[start]

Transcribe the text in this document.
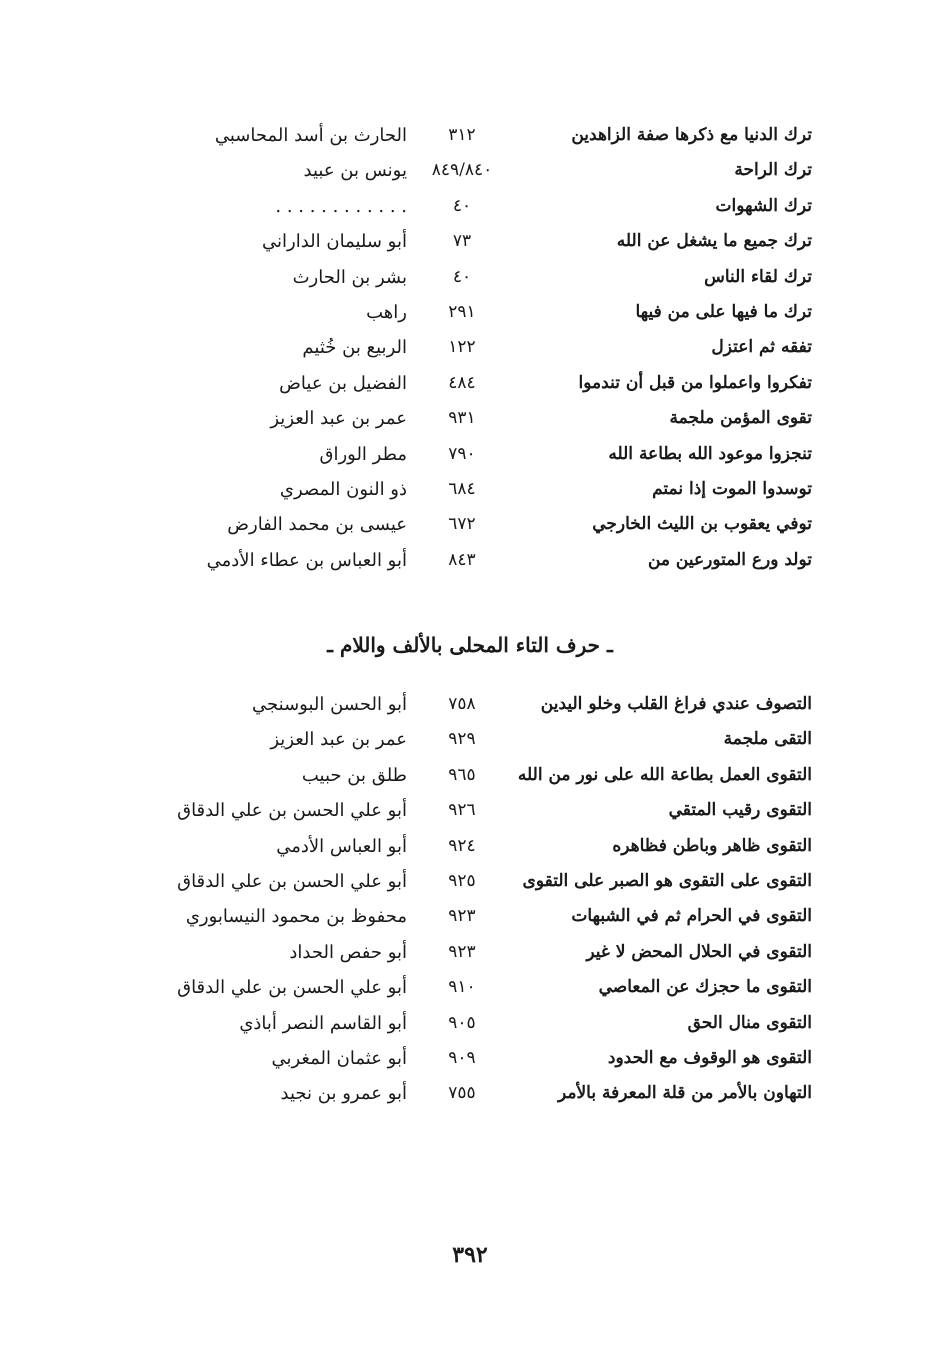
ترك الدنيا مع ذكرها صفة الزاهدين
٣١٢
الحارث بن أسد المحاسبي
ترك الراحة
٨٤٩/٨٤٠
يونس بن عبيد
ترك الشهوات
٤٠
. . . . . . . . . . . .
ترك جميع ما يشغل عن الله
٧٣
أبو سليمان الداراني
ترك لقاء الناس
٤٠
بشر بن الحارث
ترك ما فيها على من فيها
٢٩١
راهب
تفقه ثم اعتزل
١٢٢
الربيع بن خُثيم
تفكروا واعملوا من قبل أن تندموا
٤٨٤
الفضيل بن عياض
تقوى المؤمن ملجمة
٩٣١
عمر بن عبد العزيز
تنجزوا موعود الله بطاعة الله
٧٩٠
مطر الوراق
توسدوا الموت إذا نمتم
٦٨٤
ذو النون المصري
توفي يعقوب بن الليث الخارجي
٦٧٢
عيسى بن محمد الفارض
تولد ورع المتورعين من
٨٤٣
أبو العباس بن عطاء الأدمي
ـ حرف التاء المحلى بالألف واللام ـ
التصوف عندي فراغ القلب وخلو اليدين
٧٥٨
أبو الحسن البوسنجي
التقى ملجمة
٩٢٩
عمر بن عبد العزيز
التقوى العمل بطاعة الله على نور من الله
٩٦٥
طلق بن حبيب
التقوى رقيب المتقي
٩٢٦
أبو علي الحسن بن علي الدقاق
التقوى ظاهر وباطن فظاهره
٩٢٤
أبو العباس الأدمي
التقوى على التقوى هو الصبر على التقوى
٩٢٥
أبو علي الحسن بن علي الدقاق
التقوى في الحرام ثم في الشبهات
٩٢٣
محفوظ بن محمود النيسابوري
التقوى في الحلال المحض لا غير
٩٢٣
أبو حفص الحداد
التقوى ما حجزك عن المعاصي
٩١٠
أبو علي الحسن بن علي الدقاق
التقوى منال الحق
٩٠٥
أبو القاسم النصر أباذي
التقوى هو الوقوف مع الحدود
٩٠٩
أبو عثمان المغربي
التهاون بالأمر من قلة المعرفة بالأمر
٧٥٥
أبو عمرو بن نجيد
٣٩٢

[end]
[start]

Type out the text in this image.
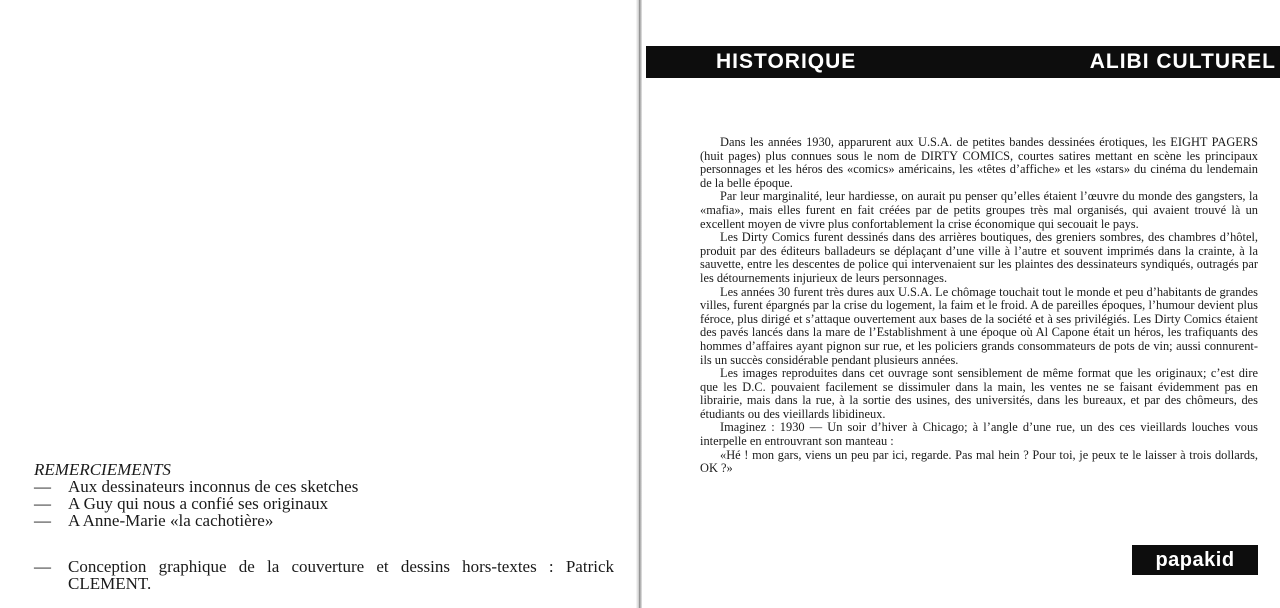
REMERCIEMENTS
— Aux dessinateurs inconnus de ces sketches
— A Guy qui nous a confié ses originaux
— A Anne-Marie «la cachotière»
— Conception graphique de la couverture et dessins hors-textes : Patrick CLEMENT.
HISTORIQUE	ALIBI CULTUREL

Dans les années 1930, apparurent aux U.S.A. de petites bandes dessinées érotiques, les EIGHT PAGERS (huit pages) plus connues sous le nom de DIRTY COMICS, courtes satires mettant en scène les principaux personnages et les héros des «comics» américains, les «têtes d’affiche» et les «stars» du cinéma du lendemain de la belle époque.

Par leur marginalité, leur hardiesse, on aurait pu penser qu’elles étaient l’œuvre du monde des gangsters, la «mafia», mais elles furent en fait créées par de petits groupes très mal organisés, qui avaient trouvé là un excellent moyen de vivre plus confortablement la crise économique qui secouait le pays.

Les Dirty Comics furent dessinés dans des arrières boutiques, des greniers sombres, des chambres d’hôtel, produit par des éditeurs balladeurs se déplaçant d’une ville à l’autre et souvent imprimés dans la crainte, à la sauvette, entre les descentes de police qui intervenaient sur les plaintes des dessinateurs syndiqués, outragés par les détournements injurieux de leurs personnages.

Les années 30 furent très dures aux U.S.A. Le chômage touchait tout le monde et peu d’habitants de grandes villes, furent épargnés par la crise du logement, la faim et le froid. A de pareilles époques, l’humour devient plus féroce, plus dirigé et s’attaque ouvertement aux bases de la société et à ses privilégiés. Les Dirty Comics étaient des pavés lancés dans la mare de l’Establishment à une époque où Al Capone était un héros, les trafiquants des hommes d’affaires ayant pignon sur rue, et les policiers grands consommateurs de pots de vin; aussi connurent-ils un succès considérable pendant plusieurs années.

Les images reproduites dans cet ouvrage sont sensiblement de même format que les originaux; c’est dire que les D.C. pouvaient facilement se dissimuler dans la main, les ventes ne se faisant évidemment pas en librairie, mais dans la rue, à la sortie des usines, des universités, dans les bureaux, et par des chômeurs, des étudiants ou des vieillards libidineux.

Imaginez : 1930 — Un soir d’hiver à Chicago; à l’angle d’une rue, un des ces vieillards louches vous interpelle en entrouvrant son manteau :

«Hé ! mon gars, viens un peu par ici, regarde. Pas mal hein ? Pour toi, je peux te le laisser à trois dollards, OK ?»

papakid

[end]

SHORT EXERCISE -> Each line holding "this" must be found and copied.

REPLY ->
Transcribe the text in this document.
Type out the text in this image.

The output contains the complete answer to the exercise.